═══ Input for this task

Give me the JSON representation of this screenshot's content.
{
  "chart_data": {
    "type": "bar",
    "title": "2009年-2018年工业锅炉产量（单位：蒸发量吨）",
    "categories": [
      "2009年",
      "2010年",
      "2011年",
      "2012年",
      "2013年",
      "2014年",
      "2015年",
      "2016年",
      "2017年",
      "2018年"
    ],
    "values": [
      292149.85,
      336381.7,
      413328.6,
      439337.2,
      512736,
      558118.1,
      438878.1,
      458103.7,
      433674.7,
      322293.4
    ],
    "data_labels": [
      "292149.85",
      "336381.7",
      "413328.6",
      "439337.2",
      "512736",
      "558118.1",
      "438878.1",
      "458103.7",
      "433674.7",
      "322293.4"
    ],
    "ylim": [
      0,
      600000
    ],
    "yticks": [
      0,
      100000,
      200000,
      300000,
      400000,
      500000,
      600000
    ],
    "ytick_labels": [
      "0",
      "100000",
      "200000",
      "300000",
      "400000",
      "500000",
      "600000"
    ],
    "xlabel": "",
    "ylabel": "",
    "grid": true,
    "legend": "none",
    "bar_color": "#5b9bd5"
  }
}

══════

### Request
Each line must be given again exactly as written above.

### Exercise result
Give me the JSON representation of this screenshot's content.
{
  "chart_data": {
    "type": "bar",
    "title": "2009年-2018年工业锅炉产量（单位：蒸发量吨）",
    "categories": [
      "2009年",
      "2010年",
      "2011年",
      "2012年",
      "2013年",
      "2014年",
      "2015年",
      "2016年",
      "2017年",
      "2018年"
    ],
    "values": [
      292149.85,
      336381.7,
      413328.6,
      439337.2,
      512736,
      558118.1,
      438878.1,
      458103.7,
      433674.7,
      322293.4
    ],
    "data_labels": [
      "292149.85",
      "336381.7",
      "413328.6",
      "439337.2",
      "512736",
      "558118.1",
      "438878.1",
      "458103.7",
      "433674.7",
      "322293.4"
    ],
    "ylim": [
      0,
      600000
    ],
    "yticks": [
      0,
      100000,
      200000,
      300000,
      400000,
      500000,
      600000
    ],
    "ytick_labels": [
      "0",
      "100000",
      "200000",
      "300000",
      "400000",
      "500000",
      "600000"
    ],
    "xlabel": "",
    "ylabel": "",
    "grid": true,
    "legend": "none",
    "bar_color": "#5b9bd5"
  }
}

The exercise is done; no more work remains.